## Action item
All of the data needs to be printed again, exactly as written.

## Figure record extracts
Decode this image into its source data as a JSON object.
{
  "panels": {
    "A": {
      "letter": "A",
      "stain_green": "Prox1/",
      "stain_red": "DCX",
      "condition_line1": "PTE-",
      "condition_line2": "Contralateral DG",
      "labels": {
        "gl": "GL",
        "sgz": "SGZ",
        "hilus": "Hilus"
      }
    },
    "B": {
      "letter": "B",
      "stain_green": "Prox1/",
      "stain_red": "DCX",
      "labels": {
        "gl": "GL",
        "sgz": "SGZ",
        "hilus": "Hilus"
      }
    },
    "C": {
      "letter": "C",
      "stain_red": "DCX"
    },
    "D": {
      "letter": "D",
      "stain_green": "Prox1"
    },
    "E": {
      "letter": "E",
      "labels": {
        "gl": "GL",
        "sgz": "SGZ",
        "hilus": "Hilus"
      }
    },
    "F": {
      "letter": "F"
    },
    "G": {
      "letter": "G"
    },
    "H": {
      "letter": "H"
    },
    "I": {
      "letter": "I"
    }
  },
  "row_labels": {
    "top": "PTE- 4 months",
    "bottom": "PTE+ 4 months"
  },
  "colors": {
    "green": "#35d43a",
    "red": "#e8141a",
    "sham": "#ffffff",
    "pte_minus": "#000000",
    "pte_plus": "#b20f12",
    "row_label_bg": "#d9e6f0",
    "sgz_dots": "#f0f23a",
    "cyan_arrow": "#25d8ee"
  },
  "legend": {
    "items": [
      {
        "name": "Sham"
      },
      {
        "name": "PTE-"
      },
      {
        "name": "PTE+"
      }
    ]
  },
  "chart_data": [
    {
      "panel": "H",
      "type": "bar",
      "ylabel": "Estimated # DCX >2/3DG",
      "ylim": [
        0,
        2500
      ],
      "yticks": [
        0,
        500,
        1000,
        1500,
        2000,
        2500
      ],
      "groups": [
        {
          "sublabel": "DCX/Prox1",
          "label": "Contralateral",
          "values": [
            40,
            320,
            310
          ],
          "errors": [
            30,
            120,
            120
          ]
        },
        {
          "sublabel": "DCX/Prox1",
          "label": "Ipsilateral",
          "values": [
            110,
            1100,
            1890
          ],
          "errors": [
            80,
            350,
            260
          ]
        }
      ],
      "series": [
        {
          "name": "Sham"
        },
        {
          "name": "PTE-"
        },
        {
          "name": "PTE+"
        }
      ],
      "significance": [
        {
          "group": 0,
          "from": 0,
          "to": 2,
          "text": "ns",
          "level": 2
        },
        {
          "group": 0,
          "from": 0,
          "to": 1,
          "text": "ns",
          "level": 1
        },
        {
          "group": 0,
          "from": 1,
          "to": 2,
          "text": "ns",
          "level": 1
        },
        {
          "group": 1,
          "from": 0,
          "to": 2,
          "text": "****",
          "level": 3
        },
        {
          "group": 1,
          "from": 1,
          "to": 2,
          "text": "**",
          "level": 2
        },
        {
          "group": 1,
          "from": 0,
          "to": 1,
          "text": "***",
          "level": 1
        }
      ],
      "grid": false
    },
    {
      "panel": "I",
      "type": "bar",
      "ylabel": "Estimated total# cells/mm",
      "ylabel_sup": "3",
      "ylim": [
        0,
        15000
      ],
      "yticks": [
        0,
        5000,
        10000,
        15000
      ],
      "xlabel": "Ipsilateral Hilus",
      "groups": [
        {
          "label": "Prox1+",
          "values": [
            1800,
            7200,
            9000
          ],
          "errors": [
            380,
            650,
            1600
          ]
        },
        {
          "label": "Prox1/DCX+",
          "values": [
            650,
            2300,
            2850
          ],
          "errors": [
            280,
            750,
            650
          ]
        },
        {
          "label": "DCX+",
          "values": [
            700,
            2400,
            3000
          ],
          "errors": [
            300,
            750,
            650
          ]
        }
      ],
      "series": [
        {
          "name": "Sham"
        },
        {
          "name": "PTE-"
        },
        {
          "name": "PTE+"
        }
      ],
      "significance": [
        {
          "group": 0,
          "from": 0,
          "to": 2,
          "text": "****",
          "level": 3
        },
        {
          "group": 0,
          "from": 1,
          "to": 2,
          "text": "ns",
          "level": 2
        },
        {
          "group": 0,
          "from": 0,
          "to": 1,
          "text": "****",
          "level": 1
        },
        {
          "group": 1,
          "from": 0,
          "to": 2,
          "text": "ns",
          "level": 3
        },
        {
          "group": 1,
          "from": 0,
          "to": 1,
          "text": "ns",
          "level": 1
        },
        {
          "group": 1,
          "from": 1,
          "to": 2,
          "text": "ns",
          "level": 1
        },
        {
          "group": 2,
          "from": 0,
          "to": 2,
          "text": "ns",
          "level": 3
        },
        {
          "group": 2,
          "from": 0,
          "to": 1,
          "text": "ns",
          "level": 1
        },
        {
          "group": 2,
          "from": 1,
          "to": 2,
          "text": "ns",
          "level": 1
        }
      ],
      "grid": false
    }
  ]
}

## Expected answer
Decode this image into its source data as a JSON object.
{
  "panels": {
    "A": {
      "letter": "A",
      "stain_green": "Prox1/",
      "stain_red": "DCX",
      "condition_line1": "PTE-",
      "condition_line2": "Contralateral DG",
      "labels": {
        "gl": "GL",
        "sgz": "SGZ",
        "hilus": "Hilus"
      }
    },
    "B": {
      "letter": "B",
      "stain_green": "Prox1/",
      "stain_red": "DCX",
      "labels": {
        "gl": "GL",
        "sgz": "SGZ",
        "hilus": "Hilus"
      }
    },
    "C": {
      "letter": "C",
      "stain_red": "DCX"
    },
    "D": {
      "letter": "D",
      "stain_green": "Prox1"
    },
    "E": {
      "letter": "E",
      "labels": {
        "gl": "GL",
        "sgz": "SGZ",
        "hilus": "Hilus"
      }
    },
    "F": {
      "letter": "F"
    },
    "G": {
      "letter": "G"
    },
    "H": {
      "letter": "H"
    },
    "I": {
      "letter": "I"
    }
  },
  "row_labels": {
    "top": "PTE- 4 months",
    "bottom": "PTE+ 4 months"
  },
  "colors": {
    "green": "#35d43a",
    "red": "#e8141a",
    "sham": "#ffffff",
    "pte_minus": "#000000",
    "pte_plus": "#b20f12",
    "row_label_bg": "#d9e6f0",
    "sgz_dots": "#f0f23a",
    "cyan_arrow": "#25d8ee"
  },
  "legend": {
    "items": [
      {
        "name": "Sham"
      },
      {
        "name": "PTE-"
      },
      {
        "name": "PTE+"
      }
    ]
  },
  "chart_data": [
    {
      "panel": "H",
      "type": "bar",
      "ylabel": "Estimated # DCX >2/3DG",
      "ylim": [
        0,
        2500
      ],
      "yticks": [
        0,
        500,
        1000,
        1500,
        2000,
        2500
      ],
      "groups": [
        {
          "sublabel": "DCX/Prox1",
          "label": "Contralateral",
          "values": [
            40,
            320,
            310
          ],
          "errors": [
            30,
            120,
            120
          ]
        },
        {
          "sublabel": "DCX/Prox1",
          "label": "Ipsilateral",
          "values": [
            110,
            1100,
            1890
          ],
          "errors": [
            80,
            350,
            260
          ]
        }
      ],
      "series": [
        {
          "name": "Sham"
        },
        {
          "name": "PTE-"
        },
        {
          "name": "PTE+"
        }
      ],
      "significance": [
        {
          "group": 0,
          "from": 0,
          "to": 2,
          "text": "ns",
          "level": 2
        },
        {
          "group": 0,
          "from": 0,
          "to": 1,
          "text": "ns",
          "level": 1
        },
        {
          "group": 0,
          "from": 1,
          "to": 2,
          "text": "ns",
          "level": 1
        },
        {
          "group": 1,
          "from": 0,
          "to": 2,
          "text": "****",
          "level": 3
        },
        {
          "group": 1,
          "from": 1,
          "to": 2,
          "text": "**",
          "level": 2
        },
        {
          "group": 1,
          "from": 0,
          "to": 1,
          "text": "***",
          "level": 1
        }
      ],
      "grid": false
    },
    {
      "panel": "I",
      "type": "bar",
      "ylabel": "Estimated total# cells/mm",
      "ylabel_sup": "3",
      "ylim": [
        0,
        15000
      ],
      "yticks": [
        0,
        5000,
        10000,
        15000
      ],
      "xlabel": "Ipsilateral Hilus",
      "groups": [
        {
          "label": "Prox1+",
          "values": [
            1800,
            7200,
            9000
          ],
          "errors": [
            380,
            650,
            1600
          ]
        },
        {
          "label": "Prox1/DCX+",
          "values": [
            650,
            2300,
            2850
          ],
          "errors": [
            280,
            750,
            650
          ]
        },
        {
          "label": "DCX+",
          "values": [
            700,
            2400,
            3000
          ],
          "errors": [
            300,
            750,
            650
          ]
        }
      ],
      "series": [
        {
          "name": "Sham"
        },
        {
          "name": "PTE-"
        },
        {
          "name": "PTE+"
        }
      ],
      "significance": [
        {
          "group": 0,
          "from": 0,
          "to": 2,
          "text": "****",
          "level": 3
        },
        {
          "group": 0,
          "from": 1,
          "to": 2,
          "text": "ns",
          "level": 2
        },
        {
          "group": 0,
          "from": 0,
          "to": 1,
          "text": "****",
          "level": 1
        },
        {
          "group": 1,
          "from": 0,
          "to": 2,
          "text": "ns",
          "level": 3
        },
        {
          "group": 1,
          "from": 0,
          "to": 1,
          "text": "ns",
          "level": 1
        },
        {
          "group": 1,
          "from": 1,
          "to": 2,
          "text": "ns",
          "level": 1
        },
        {
          "group": 2,
          "from": 0,
          "to": 2,
          "text": "ns",
          "level": 3
        },
        {
          "group": 2,
          "from": 0,
          "to": 1,
          "text": "ns",
          "level": 1
        },
        {
          "group": 2,
          "from": 1,
          "to": 2,
          "text": "ns",
          "level": 1
        }
      ],
      "grid": false
    }
  ]
}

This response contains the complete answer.